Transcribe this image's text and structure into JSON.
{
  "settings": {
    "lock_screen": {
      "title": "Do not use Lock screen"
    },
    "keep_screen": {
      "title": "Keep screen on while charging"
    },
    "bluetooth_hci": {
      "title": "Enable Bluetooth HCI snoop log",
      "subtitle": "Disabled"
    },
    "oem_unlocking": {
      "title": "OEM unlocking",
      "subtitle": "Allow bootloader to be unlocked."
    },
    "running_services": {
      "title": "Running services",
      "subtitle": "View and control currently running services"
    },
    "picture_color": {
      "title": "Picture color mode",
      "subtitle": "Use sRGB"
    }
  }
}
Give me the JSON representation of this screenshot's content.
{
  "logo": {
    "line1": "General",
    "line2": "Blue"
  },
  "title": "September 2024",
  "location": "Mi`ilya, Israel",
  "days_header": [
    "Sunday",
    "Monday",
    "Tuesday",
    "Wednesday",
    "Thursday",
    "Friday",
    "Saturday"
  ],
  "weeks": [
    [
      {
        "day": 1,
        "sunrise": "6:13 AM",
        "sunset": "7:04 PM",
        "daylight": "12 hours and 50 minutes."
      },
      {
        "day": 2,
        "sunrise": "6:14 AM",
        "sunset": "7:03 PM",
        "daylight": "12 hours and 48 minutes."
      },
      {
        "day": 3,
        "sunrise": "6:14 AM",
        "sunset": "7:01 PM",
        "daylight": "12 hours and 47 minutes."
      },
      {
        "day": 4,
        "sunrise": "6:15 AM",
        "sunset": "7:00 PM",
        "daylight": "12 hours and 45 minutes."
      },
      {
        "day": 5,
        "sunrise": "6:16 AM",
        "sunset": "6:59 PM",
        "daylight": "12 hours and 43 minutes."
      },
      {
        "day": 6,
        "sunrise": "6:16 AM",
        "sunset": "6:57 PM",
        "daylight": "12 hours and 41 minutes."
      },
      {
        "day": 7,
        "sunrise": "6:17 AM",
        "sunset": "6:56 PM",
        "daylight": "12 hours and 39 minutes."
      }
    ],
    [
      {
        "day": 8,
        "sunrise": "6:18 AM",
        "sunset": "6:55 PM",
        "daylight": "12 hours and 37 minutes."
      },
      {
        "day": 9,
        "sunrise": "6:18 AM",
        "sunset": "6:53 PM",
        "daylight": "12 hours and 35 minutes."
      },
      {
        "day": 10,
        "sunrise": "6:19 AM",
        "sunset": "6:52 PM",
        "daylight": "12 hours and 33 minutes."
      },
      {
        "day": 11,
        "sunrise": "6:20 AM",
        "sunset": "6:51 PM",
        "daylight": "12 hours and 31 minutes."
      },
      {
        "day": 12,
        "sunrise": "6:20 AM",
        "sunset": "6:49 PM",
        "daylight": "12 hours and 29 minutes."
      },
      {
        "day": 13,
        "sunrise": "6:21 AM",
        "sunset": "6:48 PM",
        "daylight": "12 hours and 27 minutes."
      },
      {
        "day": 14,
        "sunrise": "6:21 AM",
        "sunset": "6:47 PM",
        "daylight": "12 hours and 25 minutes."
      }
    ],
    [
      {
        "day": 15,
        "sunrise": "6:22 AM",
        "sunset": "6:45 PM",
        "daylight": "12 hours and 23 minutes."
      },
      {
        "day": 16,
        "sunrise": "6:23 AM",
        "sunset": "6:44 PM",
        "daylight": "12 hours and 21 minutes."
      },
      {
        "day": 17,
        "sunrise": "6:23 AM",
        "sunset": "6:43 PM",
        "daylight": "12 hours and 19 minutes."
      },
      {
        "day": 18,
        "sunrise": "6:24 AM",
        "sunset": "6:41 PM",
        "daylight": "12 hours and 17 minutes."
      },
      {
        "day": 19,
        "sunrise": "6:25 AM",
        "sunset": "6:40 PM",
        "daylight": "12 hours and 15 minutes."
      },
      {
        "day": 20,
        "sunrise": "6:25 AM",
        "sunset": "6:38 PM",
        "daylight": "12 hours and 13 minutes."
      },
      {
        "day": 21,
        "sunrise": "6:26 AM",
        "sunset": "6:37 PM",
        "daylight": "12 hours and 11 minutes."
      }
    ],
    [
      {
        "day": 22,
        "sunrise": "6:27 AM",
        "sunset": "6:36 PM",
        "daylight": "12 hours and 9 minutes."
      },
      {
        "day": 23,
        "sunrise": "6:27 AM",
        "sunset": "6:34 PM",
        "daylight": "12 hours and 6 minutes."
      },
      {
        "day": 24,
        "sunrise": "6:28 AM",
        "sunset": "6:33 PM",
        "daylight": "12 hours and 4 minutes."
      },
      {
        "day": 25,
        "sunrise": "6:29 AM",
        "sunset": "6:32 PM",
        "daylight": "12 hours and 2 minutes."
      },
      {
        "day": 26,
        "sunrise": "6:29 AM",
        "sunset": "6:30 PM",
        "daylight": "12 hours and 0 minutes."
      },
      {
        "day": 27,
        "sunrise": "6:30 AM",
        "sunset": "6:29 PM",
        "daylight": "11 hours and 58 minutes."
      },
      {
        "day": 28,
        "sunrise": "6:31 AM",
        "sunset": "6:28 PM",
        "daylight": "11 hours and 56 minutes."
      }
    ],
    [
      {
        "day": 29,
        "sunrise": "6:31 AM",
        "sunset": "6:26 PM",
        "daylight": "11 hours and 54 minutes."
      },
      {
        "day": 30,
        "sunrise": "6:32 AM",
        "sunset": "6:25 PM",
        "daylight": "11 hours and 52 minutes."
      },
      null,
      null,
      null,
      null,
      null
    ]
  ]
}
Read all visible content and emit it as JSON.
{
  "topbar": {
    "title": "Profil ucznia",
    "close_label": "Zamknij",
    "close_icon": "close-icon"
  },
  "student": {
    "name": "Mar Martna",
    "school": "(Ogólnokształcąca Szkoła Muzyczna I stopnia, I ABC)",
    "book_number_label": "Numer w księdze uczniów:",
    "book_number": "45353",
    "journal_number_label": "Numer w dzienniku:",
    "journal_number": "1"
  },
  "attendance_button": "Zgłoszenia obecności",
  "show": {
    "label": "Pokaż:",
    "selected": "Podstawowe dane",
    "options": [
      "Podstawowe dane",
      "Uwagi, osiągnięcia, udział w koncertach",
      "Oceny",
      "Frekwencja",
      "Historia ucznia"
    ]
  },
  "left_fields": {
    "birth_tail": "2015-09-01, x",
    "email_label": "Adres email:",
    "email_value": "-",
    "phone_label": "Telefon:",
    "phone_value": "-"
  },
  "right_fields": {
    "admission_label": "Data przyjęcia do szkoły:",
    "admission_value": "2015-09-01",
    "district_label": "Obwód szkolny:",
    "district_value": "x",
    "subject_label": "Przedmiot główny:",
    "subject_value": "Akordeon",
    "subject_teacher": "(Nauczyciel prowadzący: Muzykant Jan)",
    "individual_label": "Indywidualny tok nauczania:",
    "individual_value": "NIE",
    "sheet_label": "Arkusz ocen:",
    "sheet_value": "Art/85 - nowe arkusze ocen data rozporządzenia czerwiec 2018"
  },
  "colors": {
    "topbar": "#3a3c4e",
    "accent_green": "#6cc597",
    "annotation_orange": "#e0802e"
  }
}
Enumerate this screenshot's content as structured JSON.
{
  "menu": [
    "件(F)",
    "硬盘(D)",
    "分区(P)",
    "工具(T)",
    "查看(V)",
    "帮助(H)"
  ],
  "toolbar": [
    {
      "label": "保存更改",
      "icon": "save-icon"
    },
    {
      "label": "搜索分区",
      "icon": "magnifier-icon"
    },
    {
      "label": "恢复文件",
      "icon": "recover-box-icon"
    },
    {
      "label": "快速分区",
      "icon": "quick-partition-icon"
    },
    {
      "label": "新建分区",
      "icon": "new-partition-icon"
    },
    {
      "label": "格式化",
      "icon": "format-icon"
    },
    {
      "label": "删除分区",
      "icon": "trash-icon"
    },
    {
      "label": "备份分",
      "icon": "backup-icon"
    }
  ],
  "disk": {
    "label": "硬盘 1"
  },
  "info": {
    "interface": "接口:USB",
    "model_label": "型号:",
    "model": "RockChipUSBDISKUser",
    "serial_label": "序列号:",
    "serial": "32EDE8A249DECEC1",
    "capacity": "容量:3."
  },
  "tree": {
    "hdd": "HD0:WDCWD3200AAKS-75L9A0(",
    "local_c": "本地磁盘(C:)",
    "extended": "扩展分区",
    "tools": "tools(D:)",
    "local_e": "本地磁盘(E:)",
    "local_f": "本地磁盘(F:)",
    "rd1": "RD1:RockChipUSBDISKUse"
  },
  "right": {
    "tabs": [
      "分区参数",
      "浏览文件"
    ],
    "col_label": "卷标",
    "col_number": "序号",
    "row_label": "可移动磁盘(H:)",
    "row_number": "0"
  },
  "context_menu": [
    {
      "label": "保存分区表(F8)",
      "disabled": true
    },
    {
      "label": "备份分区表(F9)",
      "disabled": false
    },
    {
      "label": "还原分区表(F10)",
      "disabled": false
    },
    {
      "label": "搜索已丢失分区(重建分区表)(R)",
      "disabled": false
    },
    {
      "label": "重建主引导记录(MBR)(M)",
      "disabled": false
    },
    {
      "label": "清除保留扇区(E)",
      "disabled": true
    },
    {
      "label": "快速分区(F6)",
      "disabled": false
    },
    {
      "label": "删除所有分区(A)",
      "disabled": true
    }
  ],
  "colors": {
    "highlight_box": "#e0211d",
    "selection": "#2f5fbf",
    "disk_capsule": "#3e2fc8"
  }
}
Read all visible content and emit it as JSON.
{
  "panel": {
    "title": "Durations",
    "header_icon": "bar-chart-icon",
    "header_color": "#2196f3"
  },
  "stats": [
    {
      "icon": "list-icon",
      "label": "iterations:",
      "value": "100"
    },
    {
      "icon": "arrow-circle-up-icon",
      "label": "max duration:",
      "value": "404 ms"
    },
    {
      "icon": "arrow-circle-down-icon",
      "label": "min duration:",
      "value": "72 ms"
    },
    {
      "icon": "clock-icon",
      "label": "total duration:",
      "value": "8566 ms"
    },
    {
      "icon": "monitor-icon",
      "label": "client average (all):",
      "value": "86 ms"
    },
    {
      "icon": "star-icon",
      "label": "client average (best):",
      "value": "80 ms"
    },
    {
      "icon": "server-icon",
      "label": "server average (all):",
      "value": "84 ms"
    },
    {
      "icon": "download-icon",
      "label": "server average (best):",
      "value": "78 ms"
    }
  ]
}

#####

Search the data for "subtitle" and list every line in which it occurs.

• Task answer
      "subtitle": "Disabled"
      "subtitle": "Allow bootloader to be unlocked."
      "subtitle": "View and control currently running services"
      "subtitle": "Use sRGB"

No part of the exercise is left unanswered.